# [Problem to solve]
Copy out all the entries exactly.

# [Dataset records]
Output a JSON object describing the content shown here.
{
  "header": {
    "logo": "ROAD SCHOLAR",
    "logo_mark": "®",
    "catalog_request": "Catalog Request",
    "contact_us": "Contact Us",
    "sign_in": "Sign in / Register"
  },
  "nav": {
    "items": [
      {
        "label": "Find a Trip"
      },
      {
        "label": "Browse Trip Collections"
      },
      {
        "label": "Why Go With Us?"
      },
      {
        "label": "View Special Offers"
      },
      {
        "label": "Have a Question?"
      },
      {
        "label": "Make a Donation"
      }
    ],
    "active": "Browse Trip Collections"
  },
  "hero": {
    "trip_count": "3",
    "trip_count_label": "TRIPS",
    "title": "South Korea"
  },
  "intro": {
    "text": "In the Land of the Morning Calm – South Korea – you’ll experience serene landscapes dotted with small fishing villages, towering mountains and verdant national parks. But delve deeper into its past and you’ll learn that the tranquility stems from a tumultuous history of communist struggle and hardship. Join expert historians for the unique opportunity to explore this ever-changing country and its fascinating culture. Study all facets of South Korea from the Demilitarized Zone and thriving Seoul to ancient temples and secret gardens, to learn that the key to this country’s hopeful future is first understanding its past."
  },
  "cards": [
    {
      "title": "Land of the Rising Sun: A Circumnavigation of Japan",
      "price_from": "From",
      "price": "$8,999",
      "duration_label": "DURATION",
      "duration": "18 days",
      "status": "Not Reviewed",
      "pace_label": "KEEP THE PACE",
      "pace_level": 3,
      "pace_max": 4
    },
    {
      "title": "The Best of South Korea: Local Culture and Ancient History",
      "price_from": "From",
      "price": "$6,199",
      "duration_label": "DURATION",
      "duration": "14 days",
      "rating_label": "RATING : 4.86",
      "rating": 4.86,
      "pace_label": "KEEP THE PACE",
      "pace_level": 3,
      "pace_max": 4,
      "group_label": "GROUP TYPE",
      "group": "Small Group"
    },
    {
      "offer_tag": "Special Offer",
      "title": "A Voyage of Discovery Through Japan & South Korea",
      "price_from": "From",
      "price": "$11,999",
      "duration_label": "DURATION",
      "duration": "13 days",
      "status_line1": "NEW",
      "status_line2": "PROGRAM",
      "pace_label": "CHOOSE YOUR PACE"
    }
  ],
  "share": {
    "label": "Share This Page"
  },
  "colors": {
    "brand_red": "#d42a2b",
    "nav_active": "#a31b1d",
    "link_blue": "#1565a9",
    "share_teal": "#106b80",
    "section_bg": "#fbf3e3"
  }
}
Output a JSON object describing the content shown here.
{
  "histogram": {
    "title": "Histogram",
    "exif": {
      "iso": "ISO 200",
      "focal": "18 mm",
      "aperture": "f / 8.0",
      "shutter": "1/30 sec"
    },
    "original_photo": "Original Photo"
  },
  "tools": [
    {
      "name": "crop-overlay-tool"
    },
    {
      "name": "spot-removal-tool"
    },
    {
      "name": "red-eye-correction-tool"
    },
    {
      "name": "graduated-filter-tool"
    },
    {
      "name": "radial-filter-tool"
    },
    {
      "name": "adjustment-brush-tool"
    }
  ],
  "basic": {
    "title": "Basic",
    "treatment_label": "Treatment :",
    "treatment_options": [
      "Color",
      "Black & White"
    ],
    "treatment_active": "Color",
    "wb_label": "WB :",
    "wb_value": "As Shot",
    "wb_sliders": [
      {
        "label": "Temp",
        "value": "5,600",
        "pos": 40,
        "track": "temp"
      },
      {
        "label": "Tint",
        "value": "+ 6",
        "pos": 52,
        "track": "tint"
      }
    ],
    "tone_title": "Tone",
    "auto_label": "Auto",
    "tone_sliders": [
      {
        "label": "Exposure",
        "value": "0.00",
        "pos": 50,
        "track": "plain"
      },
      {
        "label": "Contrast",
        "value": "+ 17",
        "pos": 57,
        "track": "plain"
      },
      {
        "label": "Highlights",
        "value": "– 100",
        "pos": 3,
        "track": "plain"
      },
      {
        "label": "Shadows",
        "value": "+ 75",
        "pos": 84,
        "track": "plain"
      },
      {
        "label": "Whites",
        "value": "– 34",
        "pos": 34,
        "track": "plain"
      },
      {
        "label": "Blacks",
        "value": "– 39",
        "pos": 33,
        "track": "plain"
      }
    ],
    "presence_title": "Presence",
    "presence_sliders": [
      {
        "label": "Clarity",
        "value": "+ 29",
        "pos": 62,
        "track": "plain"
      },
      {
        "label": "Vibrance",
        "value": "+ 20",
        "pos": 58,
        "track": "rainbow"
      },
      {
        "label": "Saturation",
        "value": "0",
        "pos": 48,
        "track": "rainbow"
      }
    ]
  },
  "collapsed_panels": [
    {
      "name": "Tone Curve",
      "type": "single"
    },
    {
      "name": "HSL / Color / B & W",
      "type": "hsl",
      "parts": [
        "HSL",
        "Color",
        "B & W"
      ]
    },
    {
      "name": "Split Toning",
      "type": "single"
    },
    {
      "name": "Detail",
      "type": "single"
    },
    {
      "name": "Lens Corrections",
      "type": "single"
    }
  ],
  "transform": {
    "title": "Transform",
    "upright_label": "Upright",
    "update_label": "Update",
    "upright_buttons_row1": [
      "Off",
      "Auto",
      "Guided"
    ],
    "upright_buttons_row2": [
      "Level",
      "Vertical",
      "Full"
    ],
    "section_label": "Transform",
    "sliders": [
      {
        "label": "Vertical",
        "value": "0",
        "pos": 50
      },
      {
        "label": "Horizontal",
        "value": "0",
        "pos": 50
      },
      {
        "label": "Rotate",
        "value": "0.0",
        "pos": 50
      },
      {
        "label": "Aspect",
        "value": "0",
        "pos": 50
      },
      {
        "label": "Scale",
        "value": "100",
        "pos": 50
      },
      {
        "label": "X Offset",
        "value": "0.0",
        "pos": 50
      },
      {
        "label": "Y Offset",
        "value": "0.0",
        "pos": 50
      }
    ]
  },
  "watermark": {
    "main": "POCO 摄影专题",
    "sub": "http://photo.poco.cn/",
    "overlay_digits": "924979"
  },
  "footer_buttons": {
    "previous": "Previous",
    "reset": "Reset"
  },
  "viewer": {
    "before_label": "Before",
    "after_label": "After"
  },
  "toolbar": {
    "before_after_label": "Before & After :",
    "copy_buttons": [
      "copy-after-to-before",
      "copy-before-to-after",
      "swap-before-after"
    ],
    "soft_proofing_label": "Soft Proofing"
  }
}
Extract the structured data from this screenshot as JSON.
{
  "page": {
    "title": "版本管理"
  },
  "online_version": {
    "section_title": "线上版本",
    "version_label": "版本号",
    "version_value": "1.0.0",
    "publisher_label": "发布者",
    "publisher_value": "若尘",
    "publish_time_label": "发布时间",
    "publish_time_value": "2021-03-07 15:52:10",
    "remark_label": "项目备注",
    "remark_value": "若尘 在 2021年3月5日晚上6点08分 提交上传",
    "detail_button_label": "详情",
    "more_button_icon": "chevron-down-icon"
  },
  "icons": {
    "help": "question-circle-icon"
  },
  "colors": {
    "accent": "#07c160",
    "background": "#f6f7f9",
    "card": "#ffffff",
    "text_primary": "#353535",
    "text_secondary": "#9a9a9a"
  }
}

# [Written answer]
Output a JSON object describing the content shown here.
{
  "header": {
    "logo": "ROAD SCHOLAR",
    "logo_mark": "®",
    "catalog_request": "Catalog Request",
    "contact_us": "Contact Us",
    "sign_in": "Sign in / Register"
  },
  "nav": {
    "items": [
      {
        "label": "Find a Trip"
      },
      {
        "label": "Browse Trip Collections"
      },
      {
        "label": "Why Go With Us?"
      },
      {
        "label": "View Special Offers"
      },
      {
        "label": "Have a Question?"
      },
      {
        "label": "Make a Donation"
      }
    ],
    "active": "Browse Trip Collections"
  },
  "hero": {
    "trip_count": "3",
    "trip_count_label": "TRIPS",
    "title": "South Korea"
  },
  "intro": {
    "text": "In the Land of the Morning Calm – South Korea – you’ll experience serene landscapes dotted with small fishing villages, towering mountains and verdant national parks. But delve deeper into its past and you’ll learn that the tranquility stems from a tumultuous history of communist struggle and hardship. Join expert historians for the unique opportunity to explore this ever-changing country and its fascinating culture. Study all facets of South Korea from the Demilitarized Zone and thriving Seoul to ancient temples and secret gardens, to learn that the key to this country’s hopeful future is first understanding its past."
  },
  "cards": [
    {
      "title": "Land of the Rising Sun: A Circumnavigation of Japan",
      "price_from": "From",
      "price": "$8,999",
      "duration_label": "DURATION",
      "duration": "18 days",
      "status": "Not Reviewed",
      "pace_label": "KEEP THE PACE",
      "pace_level": 3,
      "pace_max": 4
    },
    {
      "title": "The Best of South Korea: Local Culture and Ancient History",
      "price_from": "From",
      "price": "$6,199",
      "duration_label": "DURATION",
      "duration": "14 days",
      "rating_label": "RATING : 4.86",
      "rating": 4.86,
      "pace_label": "KEEP THE PACE",
      "pace_level": 3,
      "pace_max": 4,
      "group_label": "GROUP TYPE",
      "group": "Small Group"
    },
    {
      "offer_tag": "Special Offer",
      "title": "A Voyage of Discovery Through Japan & South Korea",
      "price_from": "From",
      "price": "$11,999",
      "duration_label": "DURATION",
      "duration": "13 days",
      "status_line1": "NEW",
      "status_line2": "PROGRAM",
      "pace_label": "CHOOSE YOUR PACE"
    }
  ],
  "share": {
    "label": "Share This Page"
  },
  "colors": {
    "brand_red": "#d42a2b",
    "nav_active": "#a31b1d",
    "link_blue": "#1565a9",
    "share_teal": "#106b80",
    "section_bg": "#fbf3e3"
  }
}
Output a JSON object describing the content shown here.
{
  "histogram": {
    "title": "Histogram",
    "exif": {
      "iso": "ISO 200",
      "focal": "18 mm",
      "aperture": "f / 8.0",
      "shutter": "1/30 sec"
    },
    "original_photo": "Original Photo"
  },
  "tools": [
    {
      "name": "crop-overlay-tool"
    },
    {
      "name": "spot-removal-tool"
    },
    {
      "name": "red-eye-correction-tool"
    },
    {
      "name": "graduated-filter-tool"
    },
    {
      "name": "radial-filter-tool"
    },
    {
      "name": "adjustment-brush-tool"
    }
  ],
  "basic": {
    "title": "Basic",
    "treatment_label": "Treatment :",
    "treatment_options": [
      "Color",
      "Black & White"
    ],
    "treatment_active": "Color",
    "wb_label": "WB :",
    "wb_value": "As Shot",
    "wb_sliders": [
      {
        "label": "Temp",
        "value": "5,600",
        "pos": 40,
        "track": "temp"
      },
      {
        "label": "Tint",
        "value": "+ 6",
        "pos": 52,
        "track": "tint"
      }
    ],
    "tone_title": "Tone",
    "auto_label": "Auto",
    "tone_sliders": [
      {
        "label": "Exposure",
        "value": "0.00",
        "pos": 50,
        "track": "plain"
      },
      {
        "label": "Contrast",
        "value": "+ 17",
        "pos": 57,
        "track": "plain"
      },
      {
        "label": "Highlights",
        "value": "– 100",
        "pos": 3,
        "track": "plain"
      },
      {
        "label": "Shadows",
        "value": "+ 75",
        "pos": 84,
        "track": "plain"
      },
      {
        "label": "Whites",
        "value": "– 34",
        "pos": 34,
        "track": "plain"
      },
      {
        "label": "Blacks",
        "value": "– 39",
        "pos": 33,
        "track": "plain"
      }
    ],
    "presence_title": "Presence",
    "presence_sliders": [
      {
        "label": "Clarity",
        "value": "+ 29",
        "pos": 62,
        "track": "plain"
      },
      {
        "label": "Vibrance",
        "value": "+ 20",
        "pos": 58,
        "track": "rainbow"
      },
      {
        "label": "Saturation",
        "value": "0",
        "pos": 48,
        "track": "rainbow"
      }
    ]
  },
  "collapsed_panels": [
    {
      "name": "Tone Curve",
      "type": "single"
    },
    {
      "name": "HSL / Color / B & W",
      "type": "hsl",
      "parts": [
        "HSL",
        "Color",
        "B & W"
      ]
    },
    {
      "name": "Split Toning",
      "type": "single"
    },
    {
      "name": "Detail",
      "type": "single"
    },
    {
      "name": "Lens Corrections",
      "type": "single"
    }
  ],
  "transform": {
    "title": "Transform",
    "upright_label": "Upright",
    "update_label": "Update",
    "upright_buttons_row1": [
      "Off",
      "Auto",
      "Guided"
    ],
    "upright_buttons_row2": [
      "Level",
      "Vertical",
      "Full"
    ],
    "section_label": "Transform",
    "sliders": [
      {
        "label": "Vertical",
        "value": "0",
        "pos": 50
      },
      {
        "label": "Horizontal",
        "value": "0",
        "pos": 50
      },
      {
        "label": "Rotate",
        "value": "0.0",
        "pos": 50
      },
      {
        "label": "Aspect",
        "value": "0",
        "pos": 50
      },
      {
        "label": "Scale",
        "value": "100",
        "pos": 50
      },
      {
        "label": "X Offset",
        "value": "0.0",
        "pos": 50
      },
      {
        "label": "Y Offset",
        "value": "0.0",
        "pos": 50
      }
    ]
  },
  "watermark": {
    "main": "POCO 摄影专题",
    "sub": "http://photo.poco.cn/",
    "overlay_digits": "924979"
  },
  "footer_buttons": {
    "previous": "Previous",
    "reset": "Reset"
  },
  "viewer": {
    "before_label": "Before",
    "after_label": "After"
  },
  "toolbar": {
    "before_after_label": "Before & After :",
    "copy_buttons": [
      "copy-after-to-before",
      "copy-before-to-after",
      "swap-before-after"
    ],
    "soft_proofing_label": "Soft Proofing"
  }
}
Extract the structured data from this screenshot as JSON.
{
  "page": {
    "title": "版本管理"
  },
  "online_version": {
    "section_title": "线上版本",
    "version_label": "版本号",
    "version_value": "1.0.0",
    "publisher_label": "发布者",
    "publisher_value": "若尘",
    "publish_time_label": "发布时间",
    "publish_time_value": "2021-03-07 15:52:10",
    "remark_label": "项目备注",
    "remark_value": "若尘 在 2021年3月5日晚上6点08分 提交上传",
    "detail_button_label": "详情",
    "more_button_icon": "chevron-down-icon"
  },
  "icons": {
    "help": "question-circle-icon"
  },
  "colors": {
    "accent": "#07c160",
    "background": "#f6f7f9",
    "card": "#ffffff",
    "text_primary": "#353535",
    "text_secondary": "#9a9a9a"
  }
}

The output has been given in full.